Aim of the task:
Find every line in the records below that contains the word "ylabel", and copy each such line.

======

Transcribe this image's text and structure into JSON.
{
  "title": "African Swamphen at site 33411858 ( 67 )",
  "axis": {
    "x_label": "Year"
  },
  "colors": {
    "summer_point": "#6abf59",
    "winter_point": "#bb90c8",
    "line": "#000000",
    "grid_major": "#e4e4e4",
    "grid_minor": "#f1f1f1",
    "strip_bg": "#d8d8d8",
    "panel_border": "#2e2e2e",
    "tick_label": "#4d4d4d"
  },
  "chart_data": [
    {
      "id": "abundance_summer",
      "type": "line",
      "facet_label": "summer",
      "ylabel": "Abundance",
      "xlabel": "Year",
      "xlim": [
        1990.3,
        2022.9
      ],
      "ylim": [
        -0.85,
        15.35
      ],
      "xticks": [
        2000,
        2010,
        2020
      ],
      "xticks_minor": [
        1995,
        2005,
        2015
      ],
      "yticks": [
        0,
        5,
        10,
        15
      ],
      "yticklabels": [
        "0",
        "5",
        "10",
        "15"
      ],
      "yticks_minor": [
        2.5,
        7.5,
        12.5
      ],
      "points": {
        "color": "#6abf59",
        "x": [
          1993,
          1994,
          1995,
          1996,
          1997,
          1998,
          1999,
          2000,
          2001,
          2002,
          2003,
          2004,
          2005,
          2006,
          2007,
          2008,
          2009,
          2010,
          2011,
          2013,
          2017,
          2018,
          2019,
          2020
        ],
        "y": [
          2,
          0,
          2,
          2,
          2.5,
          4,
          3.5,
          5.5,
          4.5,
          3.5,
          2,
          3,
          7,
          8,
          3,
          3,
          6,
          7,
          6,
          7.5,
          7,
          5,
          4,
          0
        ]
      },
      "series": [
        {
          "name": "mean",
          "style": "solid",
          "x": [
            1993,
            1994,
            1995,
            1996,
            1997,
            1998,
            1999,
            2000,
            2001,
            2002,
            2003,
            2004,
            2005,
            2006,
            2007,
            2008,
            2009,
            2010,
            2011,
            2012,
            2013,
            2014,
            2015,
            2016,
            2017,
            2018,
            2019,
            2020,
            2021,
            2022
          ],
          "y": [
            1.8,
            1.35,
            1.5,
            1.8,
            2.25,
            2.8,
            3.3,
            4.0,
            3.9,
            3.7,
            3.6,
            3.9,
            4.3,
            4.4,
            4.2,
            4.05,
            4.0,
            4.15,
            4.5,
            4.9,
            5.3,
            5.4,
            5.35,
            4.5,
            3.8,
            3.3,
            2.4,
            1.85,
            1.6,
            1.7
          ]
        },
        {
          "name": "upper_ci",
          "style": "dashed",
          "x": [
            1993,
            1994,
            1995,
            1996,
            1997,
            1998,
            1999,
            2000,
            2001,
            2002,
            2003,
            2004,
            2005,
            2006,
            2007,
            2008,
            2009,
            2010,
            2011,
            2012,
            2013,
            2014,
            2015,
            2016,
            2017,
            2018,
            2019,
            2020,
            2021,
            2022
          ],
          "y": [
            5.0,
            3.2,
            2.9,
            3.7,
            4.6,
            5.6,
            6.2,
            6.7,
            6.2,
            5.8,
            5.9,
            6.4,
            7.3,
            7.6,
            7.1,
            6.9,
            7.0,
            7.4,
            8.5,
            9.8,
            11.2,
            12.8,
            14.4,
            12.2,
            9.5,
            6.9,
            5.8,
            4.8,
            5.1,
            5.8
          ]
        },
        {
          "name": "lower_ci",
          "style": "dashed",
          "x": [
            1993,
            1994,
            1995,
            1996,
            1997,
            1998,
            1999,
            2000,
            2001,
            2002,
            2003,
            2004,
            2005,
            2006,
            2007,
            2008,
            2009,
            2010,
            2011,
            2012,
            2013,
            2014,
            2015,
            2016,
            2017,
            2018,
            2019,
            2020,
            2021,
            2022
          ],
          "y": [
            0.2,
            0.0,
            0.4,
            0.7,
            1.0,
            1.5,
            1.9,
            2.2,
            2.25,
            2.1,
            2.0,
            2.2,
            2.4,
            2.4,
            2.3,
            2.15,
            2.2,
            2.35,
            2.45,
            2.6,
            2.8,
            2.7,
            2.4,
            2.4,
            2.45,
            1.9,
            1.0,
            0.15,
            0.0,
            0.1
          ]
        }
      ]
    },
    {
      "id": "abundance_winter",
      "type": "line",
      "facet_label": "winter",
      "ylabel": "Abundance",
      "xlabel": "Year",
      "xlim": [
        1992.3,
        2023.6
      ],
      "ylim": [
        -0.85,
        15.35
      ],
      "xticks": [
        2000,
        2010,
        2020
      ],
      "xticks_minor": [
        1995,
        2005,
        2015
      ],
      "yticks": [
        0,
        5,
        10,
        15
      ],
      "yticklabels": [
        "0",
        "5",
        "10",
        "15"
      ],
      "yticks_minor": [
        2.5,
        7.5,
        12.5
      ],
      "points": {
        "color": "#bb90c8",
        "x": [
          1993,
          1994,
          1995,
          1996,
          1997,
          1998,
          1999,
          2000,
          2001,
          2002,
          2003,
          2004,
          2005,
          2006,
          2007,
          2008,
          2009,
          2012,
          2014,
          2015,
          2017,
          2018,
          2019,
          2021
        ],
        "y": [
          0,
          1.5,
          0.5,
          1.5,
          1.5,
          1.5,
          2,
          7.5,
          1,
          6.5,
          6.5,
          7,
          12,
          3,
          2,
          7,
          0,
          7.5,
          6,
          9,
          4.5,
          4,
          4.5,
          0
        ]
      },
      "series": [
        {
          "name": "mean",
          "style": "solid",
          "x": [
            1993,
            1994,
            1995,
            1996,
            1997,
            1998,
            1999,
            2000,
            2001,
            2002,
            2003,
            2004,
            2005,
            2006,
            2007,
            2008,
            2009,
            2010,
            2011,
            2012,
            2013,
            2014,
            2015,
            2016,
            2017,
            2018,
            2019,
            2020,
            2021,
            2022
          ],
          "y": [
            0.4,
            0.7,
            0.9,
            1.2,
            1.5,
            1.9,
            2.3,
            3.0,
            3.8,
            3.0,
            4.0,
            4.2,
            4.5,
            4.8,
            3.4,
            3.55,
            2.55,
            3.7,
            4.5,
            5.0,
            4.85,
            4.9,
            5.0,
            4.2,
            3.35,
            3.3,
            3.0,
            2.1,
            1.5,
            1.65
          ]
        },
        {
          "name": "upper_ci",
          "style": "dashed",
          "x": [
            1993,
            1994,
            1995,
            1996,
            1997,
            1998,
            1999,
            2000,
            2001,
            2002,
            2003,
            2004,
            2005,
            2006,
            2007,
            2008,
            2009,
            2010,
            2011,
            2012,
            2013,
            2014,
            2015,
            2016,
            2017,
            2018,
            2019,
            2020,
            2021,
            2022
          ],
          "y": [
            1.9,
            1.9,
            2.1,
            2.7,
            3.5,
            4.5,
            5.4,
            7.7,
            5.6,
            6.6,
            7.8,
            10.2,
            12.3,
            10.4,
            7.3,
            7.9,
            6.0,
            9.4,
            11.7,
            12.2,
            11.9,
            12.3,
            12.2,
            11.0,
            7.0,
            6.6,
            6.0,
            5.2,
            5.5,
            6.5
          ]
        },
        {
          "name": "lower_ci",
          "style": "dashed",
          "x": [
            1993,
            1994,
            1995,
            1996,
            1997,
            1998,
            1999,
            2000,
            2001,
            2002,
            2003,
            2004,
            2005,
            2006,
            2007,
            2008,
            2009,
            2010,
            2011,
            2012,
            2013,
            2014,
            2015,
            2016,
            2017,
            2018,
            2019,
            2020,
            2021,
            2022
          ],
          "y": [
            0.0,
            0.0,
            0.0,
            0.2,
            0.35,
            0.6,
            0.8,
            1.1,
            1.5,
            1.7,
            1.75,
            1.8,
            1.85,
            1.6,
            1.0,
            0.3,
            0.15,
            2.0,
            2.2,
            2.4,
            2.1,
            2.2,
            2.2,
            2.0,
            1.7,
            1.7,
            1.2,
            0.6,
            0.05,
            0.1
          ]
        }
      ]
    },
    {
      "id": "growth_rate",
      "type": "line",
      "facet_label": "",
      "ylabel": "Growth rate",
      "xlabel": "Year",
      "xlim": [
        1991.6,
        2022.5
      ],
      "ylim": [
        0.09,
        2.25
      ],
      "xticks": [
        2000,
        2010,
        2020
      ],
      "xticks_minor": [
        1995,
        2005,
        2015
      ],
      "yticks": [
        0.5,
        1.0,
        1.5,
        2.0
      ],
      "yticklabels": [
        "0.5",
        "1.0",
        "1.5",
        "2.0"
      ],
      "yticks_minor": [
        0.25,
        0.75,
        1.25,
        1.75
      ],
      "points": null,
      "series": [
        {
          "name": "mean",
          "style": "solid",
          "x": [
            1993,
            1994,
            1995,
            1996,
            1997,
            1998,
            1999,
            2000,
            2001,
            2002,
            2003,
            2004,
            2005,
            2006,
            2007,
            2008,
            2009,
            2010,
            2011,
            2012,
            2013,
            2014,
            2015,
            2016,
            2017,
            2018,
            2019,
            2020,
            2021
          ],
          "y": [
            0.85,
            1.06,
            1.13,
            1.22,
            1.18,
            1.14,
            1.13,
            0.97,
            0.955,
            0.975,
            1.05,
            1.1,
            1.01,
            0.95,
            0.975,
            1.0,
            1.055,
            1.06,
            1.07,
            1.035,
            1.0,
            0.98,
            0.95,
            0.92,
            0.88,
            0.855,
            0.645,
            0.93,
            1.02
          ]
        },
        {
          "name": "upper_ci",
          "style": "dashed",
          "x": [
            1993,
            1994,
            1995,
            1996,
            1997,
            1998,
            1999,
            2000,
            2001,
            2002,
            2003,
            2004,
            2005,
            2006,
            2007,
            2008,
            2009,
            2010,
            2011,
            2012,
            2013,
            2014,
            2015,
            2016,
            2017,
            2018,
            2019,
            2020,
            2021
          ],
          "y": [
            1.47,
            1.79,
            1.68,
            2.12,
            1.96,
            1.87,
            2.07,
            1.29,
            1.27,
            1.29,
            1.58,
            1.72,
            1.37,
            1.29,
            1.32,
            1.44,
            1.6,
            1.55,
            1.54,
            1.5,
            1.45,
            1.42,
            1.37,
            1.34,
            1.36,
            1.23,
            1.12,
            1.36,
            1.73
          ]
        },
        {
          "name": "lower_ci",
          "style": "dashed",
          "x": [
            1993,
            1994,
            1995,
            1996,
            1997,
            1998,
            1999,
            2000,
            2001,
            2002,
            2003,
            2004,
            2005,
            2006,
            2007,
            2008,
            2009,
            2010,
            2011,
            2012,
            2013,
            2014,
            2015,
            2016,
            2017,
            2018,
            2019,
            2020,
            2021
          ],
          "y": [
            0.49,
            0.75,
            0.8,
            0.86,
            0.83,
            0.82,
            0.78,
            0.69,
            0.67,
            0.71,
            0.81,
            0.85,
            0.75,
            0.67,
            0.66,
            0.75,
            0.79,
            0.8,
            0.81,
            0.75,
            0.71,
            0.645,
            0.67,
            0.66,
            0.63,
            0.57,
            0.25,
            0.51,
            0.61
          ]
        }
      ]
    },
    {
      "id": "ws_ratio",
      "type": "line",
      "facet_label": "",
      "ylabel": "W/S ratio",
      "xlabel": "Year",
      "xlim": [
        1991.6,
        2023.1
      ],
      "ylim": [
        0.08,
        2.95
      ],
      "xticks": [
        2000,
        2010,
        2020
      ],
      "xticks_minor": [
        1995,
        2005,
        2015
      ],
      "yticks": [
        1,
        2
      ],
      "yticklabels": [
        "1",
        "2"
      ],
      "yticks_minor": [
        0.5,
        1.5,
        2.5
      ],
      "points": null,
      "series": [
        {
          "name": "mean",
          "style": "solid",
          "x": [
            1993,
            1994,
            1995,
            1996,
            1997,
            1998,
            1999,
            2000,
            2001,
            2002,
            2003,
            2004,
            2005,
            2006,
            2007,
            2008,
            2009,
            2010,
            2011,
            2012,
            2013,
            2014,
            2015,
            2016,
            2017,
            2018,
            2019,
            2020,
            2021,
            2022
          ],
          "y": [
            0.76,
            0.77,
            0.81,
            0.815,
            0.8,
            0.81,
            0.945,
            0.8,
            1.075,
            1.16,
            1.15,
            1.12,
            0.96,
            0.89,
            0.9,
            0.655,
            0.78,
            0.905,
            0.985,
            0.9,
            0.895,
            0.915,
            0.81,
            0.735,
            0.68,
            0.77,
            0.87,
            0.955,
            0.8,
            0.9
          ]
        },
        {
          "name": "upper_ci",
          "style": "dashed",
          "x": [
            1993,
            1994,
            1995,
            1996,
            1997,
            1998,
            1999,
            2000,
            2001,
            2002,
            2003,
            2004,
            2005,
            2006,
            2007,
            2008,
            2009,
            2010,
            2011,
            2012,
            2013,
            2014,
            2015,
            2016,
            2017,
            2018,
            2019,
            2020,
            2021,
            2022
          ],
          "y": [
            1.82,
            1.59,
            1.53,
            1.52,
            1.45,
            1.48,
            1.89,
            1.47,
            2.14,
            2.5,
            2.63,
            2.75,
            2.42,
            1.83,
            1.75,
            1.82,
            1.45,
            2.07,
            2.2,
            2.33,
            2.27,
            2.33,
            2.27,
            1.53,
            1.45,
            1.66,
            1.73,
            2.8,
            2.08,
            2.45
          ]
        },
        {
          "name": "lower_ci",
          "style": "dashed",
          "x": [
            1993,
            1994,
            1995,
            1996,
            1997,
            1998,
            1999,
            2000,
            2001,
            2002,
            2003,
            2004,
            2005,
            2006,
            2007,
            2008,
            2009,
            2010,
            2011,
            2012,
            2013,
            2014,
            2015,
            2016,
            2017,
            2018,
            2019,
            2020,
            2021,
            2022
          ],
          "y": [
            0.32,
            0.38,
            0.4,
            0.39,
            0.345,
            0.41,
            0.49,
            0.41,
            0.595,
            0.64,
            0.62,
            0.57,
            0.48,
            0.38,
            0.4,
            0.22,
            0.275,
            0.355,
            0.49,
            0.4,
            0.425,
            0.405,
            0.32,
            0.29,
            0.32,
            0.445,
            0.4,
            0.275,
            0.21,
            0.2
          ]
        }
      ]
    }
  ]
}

======

Output for this exercise:
      "ylabel": "Abundance",
      "ylabel": "Abundance",
      "ylabel": "Growth rate",
      "ylabel": "W/S ratio",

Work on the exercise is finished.